__What is expected__: Each record below must be returned exactly as shown.

[Collection entries]
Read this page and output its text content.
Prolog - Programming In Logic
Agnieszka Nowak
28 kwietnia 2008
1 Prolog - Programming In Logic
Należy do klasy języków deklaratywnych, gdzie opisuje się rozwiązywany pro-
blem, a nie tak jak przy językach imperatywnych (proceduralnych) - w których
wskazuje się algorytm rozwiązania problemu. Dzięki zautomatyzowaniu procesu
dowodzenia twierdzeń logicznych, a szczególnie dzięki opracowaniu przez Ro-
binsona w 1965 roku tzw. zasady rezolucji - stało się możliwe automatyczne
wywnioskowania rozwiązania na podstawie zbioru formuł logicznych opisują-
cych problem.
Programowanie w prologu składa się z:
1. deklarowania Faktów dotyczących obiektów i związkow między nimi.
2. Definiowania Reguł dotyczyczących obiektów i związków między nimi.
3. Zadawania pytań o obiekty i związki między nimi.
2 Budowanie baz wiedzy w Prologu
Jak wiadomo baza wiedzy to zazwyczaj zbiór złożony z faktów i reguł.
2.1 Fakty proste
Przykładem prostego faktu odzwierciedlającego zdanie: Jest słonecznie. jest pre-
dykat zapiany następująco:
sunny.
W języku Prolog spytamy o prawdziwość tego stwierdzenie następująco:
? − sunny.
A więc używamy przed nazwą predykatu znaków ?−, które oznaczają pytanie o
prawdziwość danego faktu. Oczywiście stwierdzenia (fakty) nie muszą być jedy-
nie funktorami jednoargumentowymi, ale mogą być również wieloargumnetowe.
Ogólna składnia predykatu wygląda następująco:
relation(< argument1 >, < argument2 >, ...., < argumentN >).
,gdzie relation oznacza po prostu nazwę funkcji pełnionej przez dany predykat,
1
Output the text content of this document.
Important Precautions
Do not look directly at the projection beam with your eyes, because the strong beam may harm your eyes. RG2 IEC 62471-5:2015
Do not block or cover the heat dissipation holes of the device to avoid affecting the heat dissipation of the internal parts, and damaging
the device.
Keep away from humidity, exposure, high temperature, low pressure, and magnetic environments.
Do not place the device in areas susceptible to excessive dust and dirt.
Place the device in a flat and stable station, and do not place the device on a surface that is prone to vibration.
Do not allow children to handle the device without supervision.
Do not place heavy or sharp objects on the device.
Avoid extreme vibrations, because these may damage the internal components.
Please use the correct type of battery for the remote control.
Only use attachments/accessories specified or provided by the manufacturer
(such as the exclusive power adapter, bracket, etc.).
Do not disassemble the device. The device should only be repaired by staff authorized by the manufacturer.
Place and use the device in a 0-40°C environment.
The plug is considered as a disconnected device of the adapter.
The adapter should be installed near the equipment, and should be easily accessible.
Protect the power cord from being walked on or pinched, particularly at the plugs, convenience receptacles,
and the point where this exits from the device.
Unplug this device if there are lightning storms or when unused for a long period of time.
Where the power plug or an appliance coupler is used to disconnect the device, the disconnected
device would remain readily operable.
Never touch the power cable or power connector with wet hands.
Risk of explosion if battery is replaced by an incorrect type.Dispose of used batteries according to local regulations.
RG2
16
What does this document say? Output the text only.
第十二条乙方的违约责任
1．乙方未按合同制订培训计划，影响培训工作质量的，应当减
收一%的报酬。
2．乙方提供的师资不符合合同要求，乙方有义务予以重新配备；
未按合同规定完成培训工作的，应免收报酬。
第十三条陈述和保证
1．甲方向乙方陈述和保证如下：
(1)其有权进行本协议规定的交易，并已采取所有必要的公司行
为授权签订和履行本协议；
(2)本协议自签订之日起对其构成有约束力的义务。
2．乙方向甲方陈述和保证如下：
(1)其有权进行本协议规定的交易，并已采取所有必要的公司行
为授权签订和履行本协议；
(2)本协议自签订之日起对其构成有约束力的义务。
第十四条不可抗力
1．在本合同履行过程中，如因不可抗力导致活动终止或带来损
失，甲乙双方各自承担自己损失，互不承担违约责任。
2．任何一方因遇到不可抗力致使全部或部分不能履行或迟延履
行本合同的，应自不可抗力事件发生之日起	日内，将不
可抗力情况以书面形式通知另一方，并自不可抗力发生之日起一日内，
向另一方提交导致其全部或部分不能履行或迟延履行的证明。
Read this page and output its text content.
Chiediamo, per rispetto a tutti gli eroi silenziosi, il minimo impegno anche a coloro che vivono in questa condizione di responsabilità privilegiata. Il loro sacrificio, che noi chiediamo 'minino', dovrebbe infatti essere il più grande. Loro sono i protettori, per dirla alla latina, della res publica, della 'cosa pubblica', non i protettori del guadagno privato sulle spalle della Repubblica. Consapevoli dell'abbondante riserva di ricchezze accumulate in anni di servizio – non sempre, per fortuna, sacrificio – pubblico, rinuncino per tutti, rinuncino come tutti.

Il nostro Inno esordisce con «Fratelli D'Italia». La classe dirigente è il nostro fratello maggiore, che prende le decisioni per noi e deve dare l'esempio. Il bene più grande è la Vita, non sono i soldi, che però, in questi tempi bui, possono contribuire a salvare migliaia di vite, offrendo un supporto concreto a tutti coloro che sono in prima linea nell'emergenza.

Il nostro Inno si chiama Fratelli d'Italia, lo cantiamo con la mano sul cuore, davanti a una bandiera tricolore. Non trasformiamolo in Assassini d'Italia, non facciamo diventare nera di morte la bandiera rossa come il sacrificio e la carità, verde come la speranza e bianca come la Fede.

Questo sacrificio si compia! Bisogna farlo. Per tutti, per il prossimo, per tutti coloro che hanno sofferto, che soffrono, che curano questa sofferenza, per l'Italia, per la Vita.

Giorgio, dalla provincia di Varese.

__Response for this exercise__:
Read this page and output its text content.
Prolog - Programming In Logic
Agnieszka Nowak
28 kwietnia 2008
1 Prolog - Programming In Logic
Należy do klasy języków deklaratywnych, gdzie opisuje się rozwiązywany pro-
blem, a nie tak jak przy językach imperatywnych (proceduralnych) - w których
wskazuje się algorytm rozwiązania problemu. Dzięki zautomatyzowaniu procesu
dowodzenia twierdzeń logicznych, a szczególnie dzięki opracowaniu przez Ro-
binsona w 1965 roku tzw. zasady rezolucji - stało się możliwe automatyczne
wywnioskowania rozwiązania na podstawie zbioru formuł logicznych opisują-
cych problem.
Programowanie w prologu składa się z:
1. deklarowania Faktów dotyczących obiektów i związkow między nimi.
2. Definiowania Reguł dotyczyczących obiektów i związków między nimi.
3. Zadawania pytań o obiekty i związki między nimi.
2 Budowanie baz wiedzy w Prologu
Jak wiadomo baza wiedzy to zazwyczaj zbiór złożony z faktów i reguł.
2.1 Fakty proste
Przykładem prostego faktu odzwierciedlającego zdanie: Jest słonecznie. jest pre-
dykat zapiany następująco:
sunny.
W języku Prolog spytamy o prawdziwość tego stwierdzenie następująco:
? − sunny.
A więc używamy przed nazwą predykatu znaków ?−, które oznaczają pytanie o
prawdziwość danego faktu. Oczywiście stwierdzenia (fakty) nie muszą być jedy-
nie funktorami jednoargumentowymi, ale mogą być również wieloargumnetowe.
Ogólna składnia predykatu wygląda następująco:
relation(< argument1 >, < argument2 >, ...., < argumentN >).
,gdzie relation oznacza po prostu nazwę funkcji pełnionej przez dany predykat,
1
Output the text content of this document.
Important Precautions
Do not look directly at the projection beam with your eyes, because the strong beam may harm your eyes. RG2 IEC 62471-5:2015
Do not block or cover the heat dissipation holes of the device to avoid affecting the heat dissipation of the internal parts, and damaging
the device.
Keep away from humidity, exposure, high temperature, low pressure, and magnetic environments.
Do not place the device in areas susceptible to excessive dust and dirt.
Place the device in a flat and stable station, and do not place the device on a surface that is prone to vibration.
Do not allow children to handle the device without supervision.
Do not place heavy or sharp objects on the device.
Avoid extreme vibrations, because these may damage the internal components.
Please use the correct type of battery for the remote control.
Only use attachments/accessories specified or provided by the manufacturer
(such as the exclusive power adapter, bracket, etc.).
Do not disassemble the device. The device should only be repaired by staff authorized by the manufacturer.
Place and use the device in a 0-40°C environment.
The plug is considered as a disconnected device of the adapter.
The adapter should be installed near the equipment, and should be easily accessible.
Protect the power cord from being walked on or pinched, particularly at the plugs, convenience receptacles,
and the point where this exits from the device.
Unplug this device if there are lightning storms or when unused for a long period of time.
Where the power plug or an appliance coupler is used to disconnect the device, the disconnected
device would remain readily operable.
Never touch the power cable or power connector with wet hands.
Risk of explosion if battery is replaced by an incorrect type.Dispose of used batteries according to local regulations.
RG2
16
What does this document say? Output the text only.
第十二条乙方的违约责任
1．乙方未按合同制订培训计划，影响培训工作质量的，应当减
收一%的报酬。
2．乙方提供的师资不符合合同要求，乙方有义务予以重新配备；
未按合同规定完成培训工作的，应免收报酬。
第十三条陈述和保证
1．甲方向乙方陈述和保证如下：
(1)其有权进行本协议规定的交易，并已采取所有必要的公司行
为授权签订和履行本协议；
(2)本协议自签订之日起对其构成有约束力的义务。
2．乙方向甲方陈述和保证如下：
(1)其有权进行本协议规定的交易，并已采取所有必要的公司行
为授权签订和履行本协议；
(2)本协议自签订之日起对其构成有约束力的义务。
第十四条不可抗力
1．在本合同履行过程中，如因不可抗力导致活动终止或带来损
失，甲乙双方各自承担自己损失，互不承担违约责任。
2．任何一方因遇到不可抗力致使全部或部分不能履行或迟延履
行本合同的，应自不可抗力事件发生之日起	日内，将不
可抗力情况以书面形式通知另一方，并自不可抗力发生之日起一日内，
向另一方提交导致其全部或部分不能履行或迟延履行的证明。
Read this page and output its text content.
Chiediamo, per rispetto a tutti gli eroi silenziosi, il minimo impegno anche a coloro che vivono in questa condizione di responsabilità privilegiata. Il loro sacrificio, che noi chiediamo 'minino', dovrebbe infatti essere il più grande. Loro sono i protettori, per dirla alla latina, della res publica, della 'cosa pubblica', non i protettori del guadagno privato sulle spalle della Repubblica. Consapevoli dell'abbondante riserva di ricchezze accumulate in anni di servizio – non sempre, per fortuna, sacrificio – pubblico, rinuncino per tutti, rinuncino come tutti.

Il nostro Inno esordisce con «Fratelli D'Italia». La classe dirigente è il nostro fratello maggiore, che prende le decisioni per noi e deve dare l'esempio. Il bene più grande è la Vita, non sono i soldi, che però, in questi tempi bui, possono contribuire a salvare migliaia di vite, offrendo un supporto concreto a tutti coloro che sono in prima linea nell'emergenza.

Il nostro Inno si chiama Fratelli d'Italia, lo cantiamo con la mano sul cuore, davanti a una bandiera tricolore. Non trasformiamolo in Assassini d'Italia, non facciamo diventare nera di morte la bandiera rossa come il sacrificio e la carità, verde come la speranza e bianca come la Fede.

Questo sacrificio si compia! Bisogna farlo. Per tutti, per il prossimo, per tutti coloro che hanno sofferto, che soffrono, che curano questa sofferenza, per l'Italia, per la Vita.

Giorgio, dalla provincia di Varese.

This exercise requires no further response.